> PROBLEM REQUIREMENTS
Copy out each line that has "городских" in it.
*** RECORDS TO PROCESS
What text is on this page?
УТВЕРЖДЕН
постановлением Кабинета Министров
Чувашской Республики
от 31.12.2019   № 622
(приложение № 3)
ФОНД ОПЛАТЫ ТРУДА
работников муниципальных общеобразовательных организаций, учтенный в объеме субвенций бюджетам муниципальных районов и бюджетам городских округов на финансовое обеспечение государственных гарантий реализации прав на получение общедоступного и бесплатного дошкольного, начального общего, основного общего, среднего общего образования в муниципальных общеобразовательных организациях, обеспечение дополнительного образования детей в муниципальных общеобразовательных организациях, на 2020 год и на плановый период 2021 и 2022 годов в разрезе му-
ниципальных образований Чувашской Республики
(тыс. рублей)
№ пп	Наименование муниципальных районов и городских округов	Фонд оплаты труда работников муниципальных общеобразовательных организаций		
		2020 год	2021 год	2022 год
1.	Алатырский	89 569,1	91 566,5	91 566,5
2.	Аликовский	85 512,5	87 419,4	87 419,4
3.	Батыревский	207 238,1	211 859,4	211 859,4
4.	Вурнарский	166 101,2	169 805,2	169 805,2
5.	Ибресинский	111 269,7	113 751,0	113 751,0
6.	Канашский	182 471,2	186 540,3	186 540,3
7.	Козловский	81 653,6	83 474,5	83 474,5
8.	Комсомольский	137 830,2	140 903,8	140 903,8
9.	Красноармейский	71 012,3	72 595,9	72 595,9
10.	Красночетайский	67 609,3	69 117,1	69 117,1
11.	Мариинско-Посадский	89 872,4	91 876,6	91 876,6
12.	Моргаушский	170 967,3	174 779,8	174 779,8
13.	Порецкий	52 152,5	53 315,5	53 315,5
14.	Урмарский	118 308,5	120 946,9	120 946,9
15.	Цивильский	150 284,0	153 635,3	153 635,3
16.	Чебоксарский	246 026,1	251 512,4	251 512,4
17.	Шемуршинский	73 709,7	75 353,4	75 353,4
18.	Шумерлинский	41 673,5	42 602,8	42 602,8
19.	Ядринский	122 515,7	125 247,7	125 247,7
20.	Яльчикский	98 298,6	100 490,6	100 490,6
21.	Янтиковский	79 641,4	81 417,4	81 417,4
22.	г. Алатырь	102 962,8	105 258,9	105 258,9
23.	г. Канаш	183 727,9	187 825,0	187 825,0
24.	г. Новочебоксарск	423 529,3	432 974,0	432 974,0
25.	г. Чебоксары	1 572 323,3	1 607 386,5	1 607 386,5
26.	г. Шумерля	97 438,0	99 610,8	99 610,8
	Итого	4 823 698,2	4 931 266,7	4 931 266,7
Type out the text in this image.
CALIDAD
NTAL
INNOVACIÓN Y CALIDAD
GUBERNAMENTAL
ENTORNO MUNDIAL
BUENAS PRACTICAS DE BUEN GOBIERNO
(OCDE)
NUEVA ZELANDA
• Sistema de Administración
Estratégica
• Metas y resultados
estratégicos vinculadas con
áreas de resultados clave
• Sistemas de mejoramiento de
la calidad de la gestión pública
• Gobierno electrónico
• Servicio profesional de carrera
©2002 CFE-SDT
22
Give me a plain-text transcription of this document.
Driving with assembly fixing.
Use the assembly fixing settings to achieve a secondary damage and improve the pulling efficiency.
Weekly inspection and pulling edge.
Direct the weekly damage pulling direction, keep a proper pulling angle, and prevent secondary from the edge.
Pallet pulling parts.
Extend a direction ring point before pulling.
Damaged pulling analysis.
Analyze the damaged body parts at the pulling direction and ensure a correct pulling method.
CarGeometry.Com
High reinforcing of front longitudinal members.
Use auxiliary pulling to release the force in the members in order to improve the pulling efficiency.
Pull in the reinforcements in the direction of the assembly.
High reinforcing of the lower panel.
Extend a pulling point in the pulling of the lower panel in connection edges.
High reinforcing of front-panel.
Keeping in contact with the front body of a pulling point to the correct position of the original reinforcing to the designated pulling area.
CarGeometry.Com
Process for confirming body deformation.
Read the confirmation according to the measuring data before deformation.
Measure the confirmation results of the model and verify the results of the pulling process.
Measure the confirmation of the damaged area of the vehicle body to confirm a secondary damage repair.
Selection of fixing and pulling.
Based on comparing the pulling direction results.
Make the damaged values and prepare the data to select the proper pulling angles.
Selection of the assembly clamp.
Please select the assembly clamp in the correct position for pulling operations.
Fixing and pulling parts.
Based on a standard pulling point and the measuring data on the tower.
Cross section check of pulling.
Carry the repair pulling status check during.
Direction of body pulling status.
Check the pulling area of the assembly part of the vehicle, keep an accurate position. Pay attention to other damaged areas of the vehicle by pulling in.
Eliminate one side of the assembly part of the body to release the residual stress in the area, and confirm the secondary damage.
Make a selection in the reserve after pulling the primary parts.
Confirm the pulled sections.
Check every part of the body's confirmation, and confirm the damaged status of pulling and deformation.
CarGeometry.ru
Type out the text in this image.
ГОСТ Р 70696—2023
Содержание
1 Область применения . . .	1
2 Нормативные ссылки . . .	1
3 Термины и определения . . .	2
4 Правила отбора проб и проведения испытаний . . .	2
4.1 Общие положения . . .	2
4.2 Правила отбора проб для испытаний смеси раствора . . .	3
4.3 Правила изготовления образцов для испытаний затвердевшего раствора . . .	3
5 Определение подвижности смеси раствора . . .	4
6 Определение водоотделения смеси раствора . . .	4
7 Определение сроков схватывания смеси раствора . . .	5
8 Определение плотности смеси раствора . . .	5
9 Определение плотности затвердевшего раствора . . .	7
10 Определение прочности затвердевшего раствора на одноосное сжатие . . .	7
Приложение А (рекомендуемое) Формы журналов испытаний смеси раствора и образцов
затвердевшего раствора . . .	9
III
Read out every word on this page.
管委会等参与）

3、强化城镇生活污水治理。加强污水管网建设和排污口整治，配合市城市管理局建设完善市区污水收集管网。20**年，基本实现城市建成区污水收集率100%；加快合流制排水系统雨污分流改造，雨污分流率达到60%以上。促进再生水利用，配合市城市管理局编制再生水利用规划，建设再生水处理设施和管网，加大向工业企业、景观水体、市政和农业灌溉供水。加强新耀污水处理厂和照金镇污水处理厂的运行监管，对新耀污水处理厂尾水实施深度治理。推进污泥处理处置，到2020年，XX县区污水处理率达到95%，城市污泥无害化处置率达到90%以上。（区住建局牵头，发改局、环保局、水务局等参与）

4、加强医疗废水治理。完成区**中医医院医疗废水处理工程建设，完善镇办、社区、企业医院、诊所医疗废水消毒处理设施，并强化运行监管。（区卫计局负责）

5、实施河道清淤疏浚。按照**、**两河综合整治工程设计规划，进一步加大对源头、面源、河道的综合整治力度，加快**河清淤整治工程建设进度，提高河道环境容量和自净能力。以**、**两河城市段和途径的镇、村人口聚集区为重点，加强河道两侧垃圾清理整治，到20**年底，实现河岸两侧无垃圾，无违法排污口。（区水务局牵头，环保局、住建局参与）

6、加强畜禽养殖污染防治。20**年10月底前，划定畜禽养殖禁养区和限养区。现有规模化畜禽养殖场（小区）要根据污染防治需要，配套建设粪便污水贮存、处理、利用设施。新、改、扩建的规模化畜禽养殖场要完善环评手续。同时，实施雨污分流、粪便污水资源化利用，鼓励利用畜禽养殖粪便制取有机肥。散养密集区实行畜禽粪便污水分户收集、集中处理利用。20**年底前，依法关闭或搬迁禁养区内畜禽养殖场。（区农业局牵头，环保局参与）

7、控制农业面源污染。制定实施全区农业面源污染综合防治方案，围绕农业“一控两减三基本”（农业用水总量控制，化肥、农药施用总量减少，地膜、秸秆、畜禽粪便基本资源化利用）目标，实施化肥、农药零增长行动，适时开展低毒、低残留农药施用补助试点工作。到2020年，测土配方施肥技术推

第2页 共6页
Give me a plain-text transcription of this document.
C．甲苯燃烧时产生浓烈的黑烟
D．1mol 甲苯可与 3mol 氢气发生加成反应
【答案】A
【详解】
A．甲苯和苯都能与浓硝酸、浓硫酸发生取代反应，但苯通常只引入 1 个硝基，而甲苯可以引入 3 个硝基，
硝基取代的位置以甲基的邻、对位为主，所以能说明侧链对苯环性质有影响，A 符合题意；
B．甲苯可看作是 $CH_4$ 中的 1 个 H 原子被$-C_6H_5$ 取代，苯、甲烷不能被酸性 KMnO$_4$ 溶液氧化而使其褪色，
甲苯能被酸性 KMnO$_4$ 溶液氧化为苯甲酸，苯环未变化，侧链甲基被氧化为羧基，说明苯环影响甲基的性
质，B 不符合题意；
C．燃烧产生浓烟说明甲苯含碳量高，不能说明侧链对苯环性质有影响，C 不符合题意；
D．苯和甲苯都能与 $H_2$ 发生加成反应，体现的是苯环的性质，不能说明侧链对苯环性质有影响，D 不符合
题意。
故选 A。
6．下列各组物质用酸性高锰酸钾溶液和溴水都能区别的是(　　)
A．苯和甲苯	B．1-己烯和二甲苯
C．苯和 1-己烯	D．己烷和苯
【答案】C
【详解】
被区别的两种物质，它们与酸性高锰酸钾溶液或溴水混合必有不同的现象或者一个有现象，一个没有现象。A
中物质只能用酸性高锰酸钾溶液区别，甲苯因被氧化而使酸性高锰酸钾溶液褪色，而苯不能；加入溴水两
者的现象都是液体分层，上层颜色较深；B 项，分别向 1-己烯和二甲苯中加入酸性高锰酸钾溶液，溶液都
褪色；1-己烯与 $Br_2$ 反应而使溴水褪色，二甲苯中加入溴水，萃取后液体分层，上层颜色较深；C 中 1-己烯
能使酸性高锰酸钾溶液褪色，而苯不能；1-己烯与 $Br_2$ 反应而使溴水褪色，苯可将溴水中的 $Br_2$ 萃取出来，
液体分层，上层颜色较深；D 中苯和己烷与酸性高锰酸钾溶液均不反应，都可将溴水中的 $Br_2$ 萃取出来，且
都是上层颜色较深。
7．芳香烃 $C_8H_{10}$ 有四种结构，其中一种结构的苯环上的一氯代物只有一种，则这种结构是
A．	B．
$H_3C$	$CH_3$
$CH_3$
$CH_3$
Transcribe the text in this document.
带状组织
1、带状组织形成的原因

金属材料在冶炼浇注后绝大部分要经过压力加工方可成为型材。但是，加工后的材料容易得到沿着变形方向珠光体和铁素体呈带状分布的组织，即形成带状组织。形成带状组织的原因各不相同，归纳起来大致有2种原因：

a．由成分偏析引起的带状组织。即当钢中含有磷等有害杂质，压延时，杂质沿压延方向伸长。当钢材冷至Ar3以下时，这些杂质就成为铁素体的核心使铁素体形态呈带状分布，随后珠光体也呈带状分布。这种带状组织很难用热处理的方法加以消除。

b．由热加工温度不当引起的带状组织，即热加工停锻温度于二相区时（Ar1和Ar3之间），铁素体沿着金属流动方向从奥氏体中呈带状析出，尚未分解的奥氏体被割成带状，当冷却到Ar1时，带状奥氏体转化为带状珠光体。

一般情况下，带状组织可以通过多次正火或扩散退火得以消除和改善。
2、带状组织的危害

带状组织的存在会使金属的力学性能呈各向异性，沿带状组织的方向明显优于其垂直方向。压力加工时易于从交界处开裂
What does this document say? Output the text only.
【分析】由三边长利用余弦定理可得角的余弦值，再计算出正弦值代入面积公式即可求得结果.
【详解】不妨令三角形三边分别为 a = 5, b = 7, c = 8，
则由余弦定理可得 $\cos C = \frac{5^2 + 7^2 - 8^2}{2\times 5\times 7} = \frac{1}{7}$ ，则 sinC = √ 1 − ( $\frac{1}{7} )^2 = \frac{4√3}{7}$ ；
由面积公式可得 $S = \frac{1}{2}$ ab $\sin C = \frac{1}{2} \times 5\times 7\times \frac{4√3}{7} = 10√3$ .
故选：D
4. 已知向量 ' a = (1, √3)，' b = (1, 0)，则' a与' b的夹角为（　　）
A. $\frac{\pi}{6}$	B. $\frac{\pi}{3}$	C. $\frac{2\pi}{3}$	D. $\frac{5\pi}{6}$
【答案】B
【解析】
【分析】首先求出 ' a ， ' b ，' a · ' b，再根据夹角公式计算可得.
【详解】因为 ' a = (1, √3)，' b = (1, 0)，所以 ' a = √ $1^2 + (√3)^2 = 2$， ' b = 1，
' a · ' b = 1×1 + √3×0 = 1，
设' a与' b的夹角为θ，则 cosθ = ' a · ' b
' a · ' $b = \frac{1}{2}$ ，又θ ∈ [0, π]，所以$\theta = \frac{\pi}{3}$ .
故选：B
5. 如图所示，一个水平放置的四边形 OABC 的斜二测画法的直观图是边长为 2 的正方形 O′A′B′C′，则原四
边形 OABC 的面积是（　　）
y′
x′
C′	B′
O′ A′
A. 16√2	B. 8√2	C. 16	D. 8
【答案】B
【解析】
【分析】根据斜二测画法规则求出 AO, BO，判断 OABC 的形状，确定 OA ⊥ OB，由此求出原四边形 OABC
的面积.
******
> RESPONSE
работников муниципальных общеобразовательных организаций, учтенный в объеме субвенций бюджетам муниципальных районов и бюджетам городских округов на финансовое обеспечение государственных гарантий реализации прав на получение общедоступного и бесплатного дошкольного, начального общего, основного общего, среднего общего образования в муниципальных общеобразовательных организациях, обеспечение дополнительного образования детей в муниципальных общеобразовательных организациях, на 2020 год и на плановый период 2021 и 2022 годов в разрезе му-
№ пп	Наименование муниципальных районов и городских округов	Фонд оплаты труда работников муниципальных общеобразовательных организаций		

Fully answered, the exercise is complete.